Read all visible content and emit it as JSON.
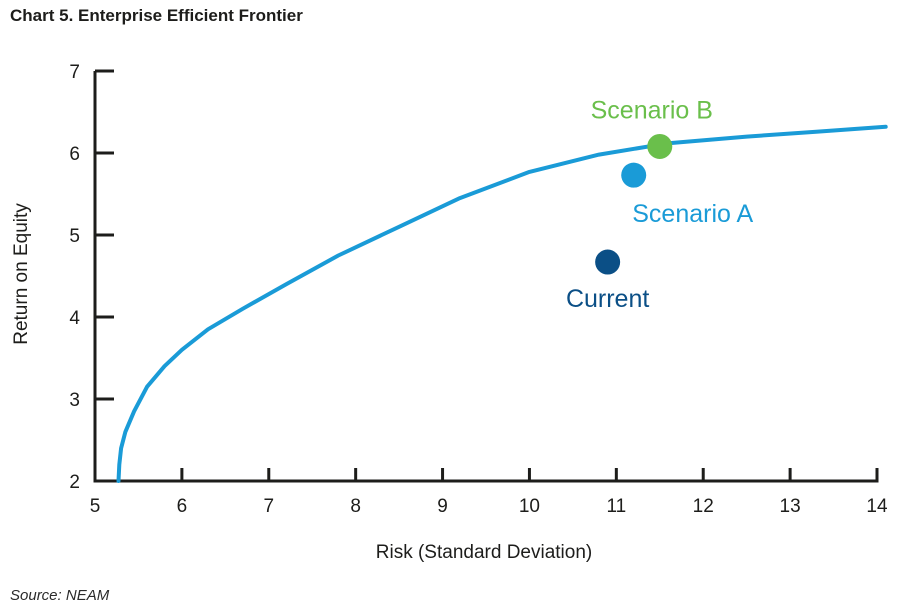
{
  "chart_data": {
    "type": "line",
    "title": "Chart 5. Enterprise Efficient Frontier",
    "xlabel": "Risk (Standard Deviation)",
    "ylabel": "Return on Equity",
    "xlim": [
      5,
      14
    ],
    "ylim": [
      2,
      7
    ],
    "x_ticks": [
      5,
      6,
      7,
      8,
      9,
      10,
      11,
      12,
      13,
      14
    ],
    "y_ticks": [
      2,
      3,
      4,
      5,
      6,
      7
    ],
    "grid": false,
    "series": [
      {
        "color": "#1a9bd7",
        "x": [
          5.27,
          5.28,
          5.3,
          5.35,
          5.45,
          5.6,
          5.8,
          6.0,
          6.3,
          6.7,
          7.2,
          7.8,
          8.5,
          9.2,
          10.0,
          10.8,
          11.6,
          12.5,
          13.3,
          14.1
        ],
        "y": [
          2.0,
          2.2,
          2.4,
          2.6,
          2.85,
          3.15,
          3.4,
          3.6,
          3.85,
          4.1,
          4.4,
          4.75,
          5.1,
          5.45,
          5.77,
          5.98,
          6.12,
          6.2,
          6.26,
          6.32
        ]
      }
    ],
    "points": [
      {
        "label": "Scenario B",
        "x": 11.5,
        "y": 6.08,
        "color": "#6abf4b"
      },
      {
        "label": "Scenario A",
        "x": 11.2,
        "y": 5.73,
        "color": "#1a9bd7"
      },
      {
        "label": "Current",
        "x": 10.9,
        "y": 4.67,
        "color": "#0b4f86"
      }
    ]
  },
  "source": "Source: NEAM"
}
_ _ _ _ _ _ _
● **AIM OF THE TASK**:
List every line in the records above that contains the word "color".

● **RESULT**:
        "color": "#1a9bd7",
        "color": "#6abf4b"
        "color": "#1a9bd7"
        "color": "#0b4f86"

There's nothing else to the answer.